*Region boundary data*:
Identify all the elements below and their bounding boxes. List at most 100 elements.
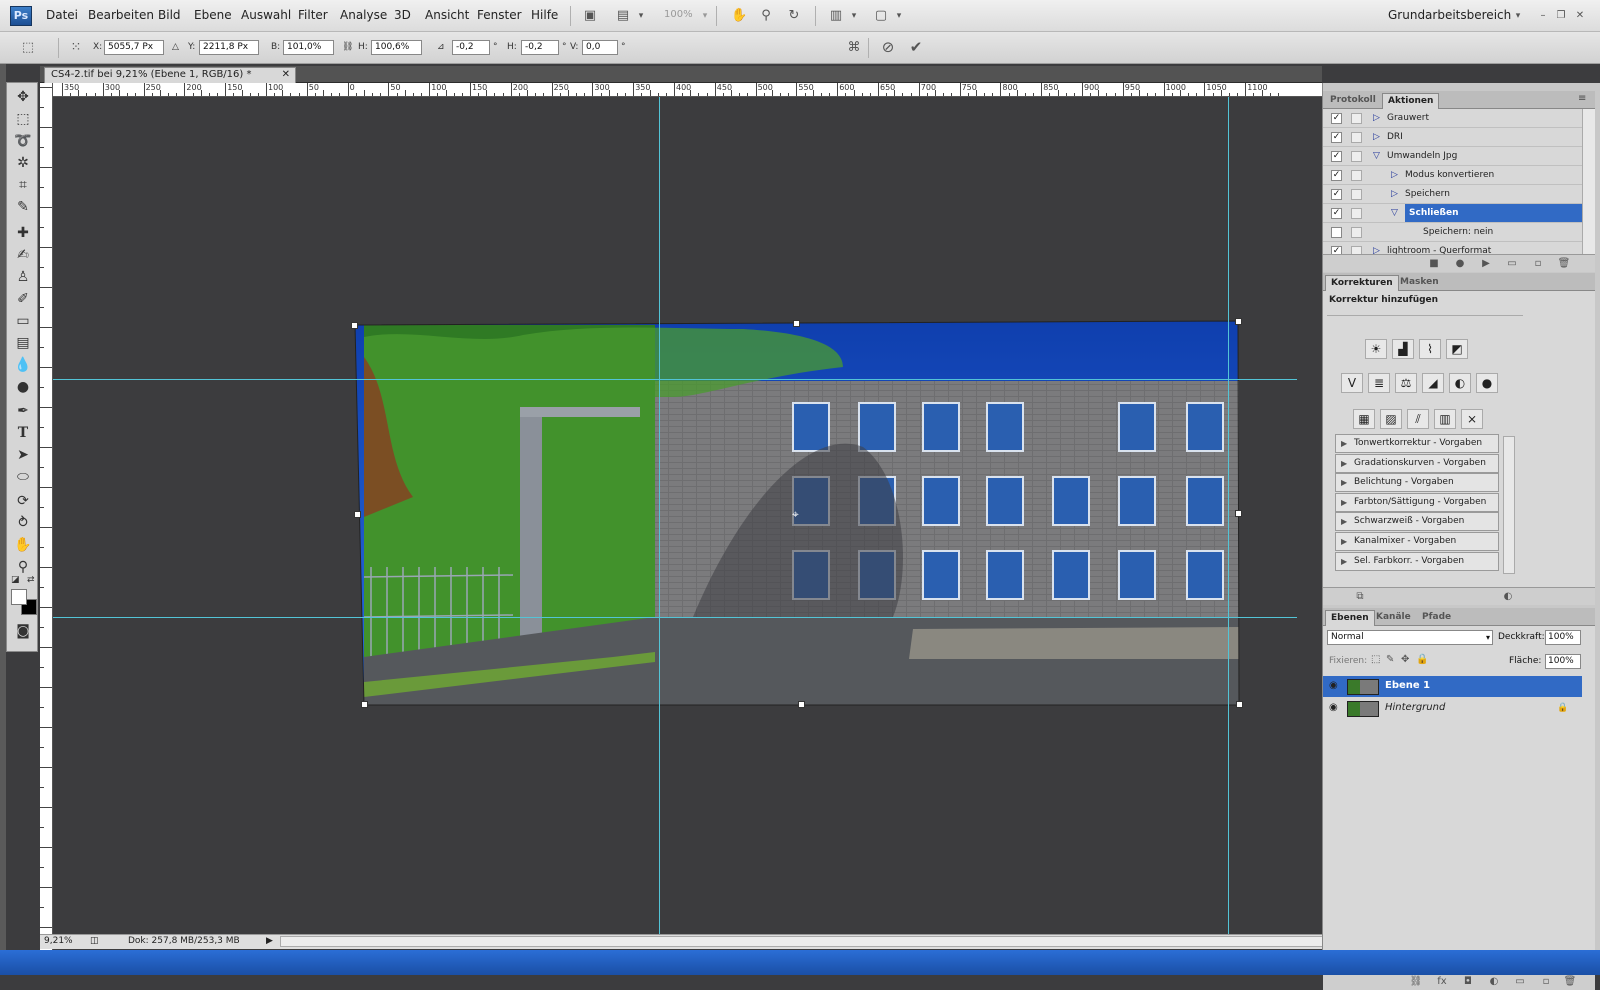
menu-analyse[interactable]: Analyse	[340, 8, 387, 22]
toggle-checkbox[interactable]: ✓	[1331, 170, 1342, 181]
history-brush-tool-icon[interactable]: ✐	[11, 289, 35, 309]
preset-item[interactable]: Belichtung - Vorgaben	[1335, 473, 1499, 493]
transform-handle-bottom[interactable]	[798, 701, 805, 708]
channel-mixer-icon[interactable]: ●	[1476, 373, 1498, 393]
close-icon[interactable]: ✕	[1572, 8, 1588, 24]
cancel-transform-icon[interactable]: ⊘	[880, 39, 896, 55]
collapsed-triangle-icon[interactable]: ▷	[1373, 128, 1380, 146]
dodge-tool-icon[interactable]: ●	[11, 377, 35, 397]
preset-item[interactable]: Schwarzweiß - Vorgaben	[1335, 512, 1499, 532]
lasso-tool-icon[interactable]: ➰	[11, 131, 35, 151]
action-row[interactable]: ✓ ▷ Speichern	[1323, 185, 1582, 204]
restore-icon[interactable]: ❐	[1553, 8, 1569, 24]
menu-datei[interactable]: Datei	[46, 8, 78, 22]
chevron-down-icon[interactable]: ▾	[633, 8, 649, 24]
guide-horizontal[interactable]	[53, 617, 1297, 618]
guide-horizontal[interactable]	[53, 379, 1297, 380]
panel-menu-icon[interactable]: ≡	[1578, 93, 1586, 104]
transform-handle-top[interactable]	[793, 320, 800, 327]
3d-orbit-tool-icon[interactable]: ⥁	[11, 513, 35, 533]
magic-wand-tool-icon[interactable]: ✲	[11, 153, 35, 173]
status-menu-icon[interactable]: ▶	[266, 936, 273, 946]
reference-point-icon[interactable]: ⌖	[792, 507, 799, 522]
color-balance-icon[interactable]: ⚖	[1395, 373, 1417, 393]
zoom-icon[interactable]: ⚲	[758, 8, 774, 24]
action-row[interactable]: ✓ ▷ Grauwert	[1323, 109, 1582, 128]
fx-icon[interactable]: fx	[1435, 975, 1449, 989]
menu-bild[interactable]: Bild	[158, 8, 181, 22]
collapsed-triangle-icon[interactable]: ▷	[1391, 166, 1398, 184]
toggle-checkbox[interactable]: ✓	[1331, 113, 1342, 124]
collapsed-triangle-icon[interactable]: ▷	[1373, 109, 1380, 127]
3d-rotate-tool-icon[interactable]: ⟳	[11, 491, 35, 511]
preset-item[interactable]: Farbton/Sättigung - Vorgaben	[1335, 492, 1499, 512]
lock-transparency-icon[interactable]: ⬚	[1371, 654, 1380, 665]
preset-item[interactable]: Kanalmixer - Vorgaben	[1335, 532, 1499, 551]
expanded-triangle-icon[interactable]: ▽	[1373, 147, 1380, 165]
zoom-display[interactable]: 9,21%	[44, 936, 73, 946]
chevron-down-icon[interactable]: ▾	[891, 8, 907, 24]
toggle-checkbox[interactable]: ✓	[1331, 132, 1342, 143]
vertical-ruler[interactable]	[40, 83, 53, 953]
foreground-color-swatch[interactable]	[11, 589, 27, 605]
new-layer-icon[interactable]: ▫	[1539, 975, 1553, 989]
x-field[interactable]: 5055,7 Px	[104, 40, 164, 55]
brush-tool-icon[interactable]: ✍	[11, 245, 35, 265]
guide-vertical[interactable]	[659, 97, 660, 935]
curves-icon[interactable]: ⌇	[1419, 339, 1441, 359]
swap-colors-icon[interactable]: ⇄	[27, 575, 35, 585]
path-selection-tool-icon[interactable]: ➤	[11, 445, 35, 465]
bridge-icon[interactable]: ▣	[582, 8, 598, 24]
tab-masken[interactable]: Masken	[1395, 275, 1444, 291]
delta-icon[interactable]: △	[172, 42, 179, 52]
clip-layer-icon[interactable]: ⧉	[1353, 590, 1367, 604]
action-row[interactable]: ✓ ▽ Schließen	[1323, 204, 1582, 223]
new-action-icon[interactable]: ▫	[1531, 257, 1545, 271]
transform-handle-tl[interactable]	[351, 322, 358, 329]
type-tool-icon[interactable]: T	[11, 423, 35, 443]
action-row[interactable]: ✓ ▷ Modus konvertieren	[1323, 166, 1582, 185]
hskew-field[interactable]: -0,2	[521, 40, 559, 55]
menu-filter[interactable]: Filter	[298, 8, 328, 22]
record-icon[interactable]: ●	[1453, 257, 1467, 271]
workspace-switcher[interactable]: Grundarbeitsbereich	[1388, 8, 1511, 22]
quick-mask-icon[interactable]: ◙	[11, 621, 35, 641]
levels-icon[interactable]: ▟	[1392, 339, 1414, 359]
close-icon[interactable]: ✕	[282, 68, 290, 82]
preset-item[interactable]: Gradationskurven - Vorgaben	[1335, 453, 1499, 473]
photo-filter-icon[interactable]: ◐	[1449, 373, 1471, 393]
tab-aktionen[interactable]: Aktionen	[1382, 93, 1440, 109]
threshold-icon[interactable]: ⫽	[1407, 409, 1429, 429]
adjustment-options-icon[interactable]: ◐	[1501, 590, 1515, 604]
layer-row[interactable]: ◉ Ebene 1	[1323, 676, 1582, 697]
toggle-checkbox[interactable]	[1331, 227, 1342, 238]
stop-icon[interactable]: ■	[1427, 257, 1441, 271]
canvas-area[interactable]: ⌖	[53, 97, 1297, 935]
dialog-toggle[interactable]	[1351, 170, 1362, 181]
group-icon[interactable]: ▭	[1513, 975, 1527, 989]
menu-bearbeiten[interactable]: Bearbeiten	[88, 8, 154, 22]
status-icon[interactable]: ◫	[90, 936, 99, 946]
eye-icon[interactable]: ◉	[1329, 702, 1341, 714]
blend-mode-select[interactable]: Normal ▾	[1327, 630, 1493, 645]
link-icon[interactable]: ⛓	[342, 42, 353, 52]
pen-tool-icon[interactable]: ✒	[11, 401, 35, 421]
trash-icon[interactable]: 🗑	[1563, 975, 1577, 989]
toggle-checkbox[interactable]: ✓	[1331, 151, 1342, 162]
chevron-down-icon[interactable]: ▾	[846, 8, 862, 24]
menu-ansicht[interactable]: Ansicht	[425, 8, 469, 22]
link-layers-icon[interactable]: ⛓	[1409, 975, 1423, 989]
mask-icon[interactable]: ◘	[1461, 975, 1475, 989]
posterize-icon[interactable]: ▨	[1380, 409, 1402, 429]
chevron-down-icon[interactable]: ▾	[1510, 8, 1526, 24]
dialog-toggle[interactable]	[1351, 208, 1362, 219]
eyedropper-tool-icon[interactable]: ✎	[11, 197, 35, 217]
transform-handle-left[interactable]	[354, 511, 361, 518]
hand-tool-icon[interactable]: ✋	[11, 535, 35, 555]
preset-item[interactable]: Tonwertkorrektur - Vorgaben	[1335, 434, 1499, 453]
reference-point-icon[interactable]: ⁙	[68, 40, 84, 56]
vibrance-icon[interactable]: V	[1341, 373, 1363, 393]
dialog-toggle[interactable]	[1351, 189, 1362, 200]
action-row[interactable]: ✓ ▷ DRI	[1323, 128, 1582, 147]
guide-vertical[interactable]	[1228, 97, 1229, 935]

*AIM*: Return every line of the listing above without changing anything, but leave out the picture.

*IN RESPONSE*:
Identify all the elements below and their bounding boxes. List at most 100 elements.
menu-analyse[interactable]: Analyse	[340, 8, 387, 22]
toggle-checkbox[interactable]: ✓	[1331, 170, 1342, 181]
history-brush-tool-icon[interactable]: ✐	[11, 289, 35, 309]
preset-item[interactable]: Belichtung - Vorgaben	[1335, 473, 1499, 493]
transform-handle-bottom[interactable]	[798, 701, 805, 708]
channel-mixer-icon[interactable]: ●	[1476, 373, 1498, 393]
close-icon[interactable]: ✕	[1572, 8, 1588, 24]
cancel-transform-icon[interactable]: ⊘	[880, 39, 896, 55]
collapsed-triangle-icon[interactable]: ▷	[1373, 128, 1380, 146]
dodge-tool-icon[interactable]: ●	[11, 377, 35, 397]
preset-item[interactable]: Schwarzweiß - Vorgaben	[1335, 512, 1499, 532]
lasso-tool-icon[interactable]: ➰	[11, 131, 35, 151]
action-row[interactable]: ✓ ▷ Speichern	[1323, 185, 1582, 204]
restore-icon[interactable]: ❐	[1553, 8, 1569, 24]
menu-datei[interactable]: Datei	[46, 8, 78, 22]
chevron-down-icon[interactable]: ▾	[633, 8, 649, 24]
guide-horizontal[interactable]	[53, 617, 1297, 618]
guide-horizontal[interactable]	[53, 379, 1297, 380]
panel-menu-icon[interactable]: ≡	[1578, 93, 1586, 104]
transform-handle-top[interactable]	[793, 320, 800, 327]
3d-orbit-tool-icon[interactable]: ⥁	[11, 513, 35, 533]
magic-wand-tool-icon[interactable]: ✲	[11, 153, 35, 173]
status-menu-icon[interactable]: ▶	[266, 936, 273, 946]
reference-point-icon[interactable]: ⌖	[792, 507, 799, 522]
color-balance-icon[interactable]: ⚖	[1395, 373, 1417, 393]
zoom-icon[interactable]: ⚲	[758, 8, 774, 24]
action-row[interactable]: ✓ ▷ Grauwert	[1323, 109, 1582, 128]
fx-icon[interactable]: fx	[1435, 975, 1449, 989]
menu-bild[interactable]: Bild	[158, 8, 181, 22]
collapsed-triangle-icon[interactable]: ▷	[1391, 166, 1398, 184]
toggle-checkbox[interactable]: ✓	[1331, 113, 1342, 124]
collapsed-triangle-icon[interactable]: ▷	[1373, 109, 1380, 127]
3d-rotate-tool-icon[interactable]: ⟳	[11, 491, 35, 511]
preset-item[interactable]: Farbton/Sättigung - Vorgaben	[1335, 492, 1499, 512]
lock-transparency-icon[interactable]: ⬚	[1371, 654, 1380, 665]
preset-item[interactable]: Kanalmixer - Vorgaben	[1335, 532, 1499, 551]
expanded-triangle-icon[interactable]: ▽	[1373, 147, 1380, 165]
zoom-display[interactable]: 9,21%	[44, 936, 73, 946]
chevron-down-icon[interactable]: ▾	[891, 8, 907, 24]
toggle-checkbox[interactable]: ✓	[1331, 132, 1342, 143]
vertical-ruler[interactable]	[40, 83, 53, 953]
foreground-color-swatch[interactable]	[11, 589, 27, 605]
new-layer-icon[interactable]: ▫	[1539, 975, 1553, 989]
x-field[interactable]: 5055,7 Px	[104, 40, 164, 55]
brush-tool-icon[interactable]: ✍	[11, 245, 35, 265]
guide-vertical[interactable]	[659, 97, 660, 935]
curves-icon[interactable]: ⌇	[1419, 339, 1441, 359]
swap-colors-icon[interactable]: ⇄	[27, 575, 35, 585]
path-selection-tool-icon[interactable]: ➤	[11, 445, 35, 465]
bridge-icon[interactable]: ▣	[582, 8, 598, 24]
tab-masken[interactable]: Masken	[1395, 275, 1444, 291]
delta-icon[interactable]: △	[172, 42, 179, 52]
clip-layer-icon[interactable]: ⧉	[1353, 590, 1367, 604]
action-row[interactable]: ✓ ▽ Schließen	[1323, 204, 1582, 223]
new-action-icon[interactable]: ▫	[1531, 257, 1545, 271]
transform-handle-tl[interactable]	[351, 322, 358, 329]
type-tool-icon[interactable]: T	[11, 423, 35, 443]
action-row[interactable]: ✓ ▷ Modus konvertieren	[1323, 166, 1582, 185]
hskew-field[interactable]: -0,2	[521, 40, 559, 55]
menu-filter[interactable]: Filter	[298, 8, 328, 22]
record-icon[interactable]: ●	[1453, 257, 1467, 271]
workspace-switcher[interactable]: Grundarbeitsbereich	[1388, 8, 1511, 22]
quick-mask-icon[interactable]: ◙	[11, 621, 35, 641]
levels-icon[interactable]: ▟	[1392, 339, 1414, 359]
close-icon[interactable]: ✕	[282, 68, 290, 82]
preset-item[interactable]: Gradationskurven - Vorgaben	[1335, 453, 1499, 473]
photo-filter-icon[interactable]: ◐	[1449, 373, 1471, 393]
tab-aktionen[interactable]: Aktionen	[1382, 93, 1440, 109]
threshold-icon[interactable]: ⫽	[1407, 409, 1429, 429]
adjustment-options-icon[interactable]: ◐	[1501, 590, 1515, 604]
layer-row[interactable]: ◉ Ebene 1	[1323, 676, 1582, 697]
toggle-checkbox[interactable]	[1331, 227, 1342, 238]
stop-icon[interactable]: ■	[1427, 257, 1441, 271]
canvas-area[interactable]: ⌖	[53, 97, 1297, 935]
dialog-toggle[interactable]	[1351, 170, 1362, 181]
group-icon[interactable]: ▭	[1513, 975, 1527, 989]
menu-bearbeiten[interactable]: Bearbeiten	[88, 8, 154, 22]
status-icon[interactable]: ◫	[90, 936, 99, 946]
eye-icon[interactable]: ◉	[1329, 702, 1341, 714]
blend-mode-select[interactable]: Normal ▾	[1327, 630, 1493, 645]
link-icon[interactable]: ⛓	[342, 42, 353, 52]
pen-tool-icon[interactable]: ✒	[11, 401, 35, 421]
trash-icon[interactable]: 🗑	[1563, 975, 1577, 989]
toggle-checkbox[interactable]: ✓	[1331, 151, 1342, 162]
chevron-down-icon[interactable]: ▾	[846, 8, 862, 24]
menu-ansicht[interactable]: Ansicht	[425, 8, 469, 22]
link-layers-icon[interactable]: ⛓	[1409, 975, 1423, 989]
mask-icon[interactable]: ◘	[1461, 975, 1475, 989]
posterize-icon[interactable]: ▨	[1380, 409, 1402, 429]
chevron-down-icon[interactable]: ▾	[1510, 8, 1526, 24]
dialog-toggle[interactable]	[1351, 208, 1362, 219]
eyedropper-tool-icon[interactable]: ✎	[11, 197, 35, 217]
transform-handle-left[interactable]	[354, 511, 361, 518]
hand-tool-icon[interactable]: ✋	[11, 535, 35, 555]
preset-item[interactable]: Tonwertkorrektur - Vorgaben	[1335, 434, 1499, 453]
reference-point-icon[interactable]: ⁙	[68, 40, 84, 56]
vibrance-icon[interactable]: V	[1341, 373, 1363, 393]
dialog-toggle[interactable]	[1351, 189, 1362, 200]
action-row[interactable]: ✓ ▷ DRI	[1323, 128, 1582, 147]
guide-vertical[interactable]	[1228, 97, 1229, 935]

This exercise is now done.